RECORDS SHOWN:
━━━━━━━━━━━━━━━━━━━━
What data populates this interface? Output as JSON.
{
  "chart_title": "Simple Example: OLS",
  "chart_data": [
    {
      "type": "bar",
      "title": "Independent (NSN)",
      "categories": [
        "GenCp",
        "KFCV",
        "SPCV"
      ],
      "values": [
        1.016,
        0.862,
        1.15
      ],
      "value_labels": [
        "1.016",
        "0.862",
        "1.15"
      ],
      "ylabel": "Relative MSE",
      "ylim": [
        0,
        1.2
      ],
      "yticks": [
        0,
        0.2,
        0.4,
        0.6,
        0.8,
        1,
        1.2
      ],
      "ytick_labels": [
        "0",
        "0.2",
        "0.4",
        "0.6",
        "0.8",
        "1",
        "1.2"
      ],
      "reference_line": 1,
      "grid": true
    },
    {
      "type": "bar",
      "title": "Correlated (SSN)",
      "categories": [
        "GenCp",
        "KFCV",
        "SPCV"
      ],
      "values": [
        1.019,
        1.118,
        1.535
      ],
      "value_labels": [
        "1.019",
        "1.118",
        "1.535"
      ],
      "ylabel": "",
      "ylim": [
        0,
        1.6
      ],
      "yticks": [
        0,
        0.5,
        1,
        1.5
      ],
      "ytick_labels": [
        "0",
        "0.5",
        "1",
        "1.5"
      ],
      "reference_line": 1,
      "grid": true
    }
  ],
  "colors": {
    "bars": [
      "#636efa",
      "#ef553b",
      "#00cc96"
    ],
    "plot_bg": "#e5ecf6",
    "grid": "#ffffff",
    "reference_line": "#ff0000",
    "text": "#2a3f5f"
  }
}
━━━━━━━━━━━━━━━━━━━━
WORK REQUIRED: Return the listing above in its exact form.

EXPECTED OUTPUT:
What data populates this interface? Output as JSON.
{
  "chart_title": "Simple Example: OLS",
  "chart_data": [
    {
      "type": "bar",
      "title": "Independent (NSN)",
      "categories": [
        "GenCp",
        "KFCV",
        "SPCV"
      ],
      "values": [
        1.016,
        0.862,
        1.15
      ],
      "value_labels": [
        "1.016",
        "0.862",
        "1.15"
      ],
      "ylabel": "Relative MSE",
      "ylim": [
        0,
        1.2
      ],
      "yticks": [
        0,
        0.2,
        0.4,
        0.6,
        0.8,
        1,
        1.2
      ],
      "ytick_labels": [
        "0",
        "0.2",
        "0.4",
        "0.6",
        "0.8",
        "1",
        "1.2"
      ],
      "reference_line": 1,
      "grid": true
    },
    {
      "type": "bar",
      "title": "Correlated (SSN)",
      "categories": [
        "GenCp",
        "KFCV",
        "SPCV"
      ],
      "values": [
        1.019,
        1.118,
        1.535
      ],
      "value_labels": [
        "1.019",
        "1.118",
        "1.535"
      ],
      "ylabel": "",
      "ylim": [
        0,
        1.6
      ],
      "yticks": [
        0,
        0.5,
        1,
        1.5
      ],
      "ytick_labels": [
        "0",
        "0.5",
        "1",
        "1.5"
      ],
      "reference_line": 1,
      "grid": true
    }
  ],
  "colors": {
    "bars": [
      "#636efa",
      "#ef553b",
      "#00cc96"
    ],
    "plot_bg": "#e5ecf6",
    "grid": "#ffffff",
    "reference_line": "#ff0000",
    "text": "#2a3f5f"
  }
}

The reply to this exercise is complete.